## RECORDS SHOWN
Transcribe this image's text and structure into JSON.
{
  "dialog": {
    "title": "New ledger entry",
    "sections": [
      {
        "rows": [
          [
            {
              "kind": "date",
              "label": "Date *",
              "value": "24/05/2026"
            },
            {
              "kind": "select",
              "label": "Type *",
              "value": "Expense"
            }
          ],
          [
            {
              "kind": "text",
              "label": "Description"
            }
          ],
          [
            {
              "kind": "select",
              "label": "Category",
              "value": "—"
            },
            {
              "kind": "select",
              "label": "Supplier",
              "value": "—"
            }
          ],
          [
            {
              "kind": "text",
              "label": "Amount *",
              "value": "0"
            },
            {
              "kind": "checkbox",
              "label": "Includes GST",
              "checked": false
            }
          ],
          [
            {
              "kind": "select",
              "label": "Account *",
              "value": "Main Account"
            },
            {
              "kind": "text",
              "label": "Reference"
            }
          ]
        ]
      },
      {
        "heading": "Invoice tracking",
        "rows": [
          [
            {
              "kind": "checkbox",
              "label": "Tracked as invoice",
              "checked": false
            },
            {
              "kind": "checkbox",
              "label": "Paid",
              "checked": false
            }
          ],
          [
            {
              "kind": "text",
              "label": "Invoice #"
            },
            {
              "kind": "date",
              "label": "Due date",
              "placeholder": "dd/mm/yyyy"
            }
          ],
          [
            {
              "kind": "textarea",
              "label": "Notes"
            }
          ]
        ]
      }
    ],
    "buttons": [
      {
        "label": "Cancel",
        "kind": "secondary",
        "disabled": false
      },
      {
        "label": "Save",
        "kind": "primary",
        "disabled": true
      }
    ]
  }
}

## TASK DIRECTIONS
Your task is to print all of the records exactly.

## RIGHT ANSWER
Transcribe this image's text and structure into JSON.
{
  "dialog": {
    "title": "New ledger entry",
    "sections": [
      {
        "rows": [
          [
            {
              "kind": "date",
              "label": "Date *",
              "value": "24/05/2026"
            },
            {
              "kind": "select",
              "label": "Type *",
              "value": "Expense"
            }
          ],
          [
            {
              "kind": "text",
              "label": "Description"
            }
          ],
          [
            {
              "kind": "select",
              "label": "Category",
              "value": "—"
            },
            {
              "kind": "select",
              "label": "Supplier",
              "value": "—"
            }
          ],
          [
            {
              "kind": "text",
              "label": "Amount *",
              "value": "0"
            },
            {
              "kind": "checkbox",
              "label": "Includes GST",
              "checked": false
            }
          ],
          [
            {
              "kind": "select",
              "label": "Account *",
              "value": "Main Account"
            },
            {
              "kind": "text",
              "label": "Reference"
            }
          ]
        ]
      },
      {
        "heading": "Invoice tracking",
        "rows": [
          [
            {
              "kind": "checkbox",
              "label": "Tracked as invoice",
              "checked": false
            },
            {
              "kind": "checkbox",
              "label": "Paid",
              "checked": false
            }
          ],
          [
            {
              "kind": "text",
              "label": "Invoice #"
            },
            {
              "kind": "date",
              "label": "Due date",
              "placeholder": "dd/mm/yyyy"
            }
          ],
          [
            {
              "kind": "textarea",
              "label": "Notes"
            }
          ]
        ]
      }
    ],
    "buttons": [
      {
        "label": "Cancel",
        "kind": "secondary",
        "disabled": false
      },
      {
        "label": "Save",
        "kind": "primary",
        "disabled": true
      }
    ]
  }
}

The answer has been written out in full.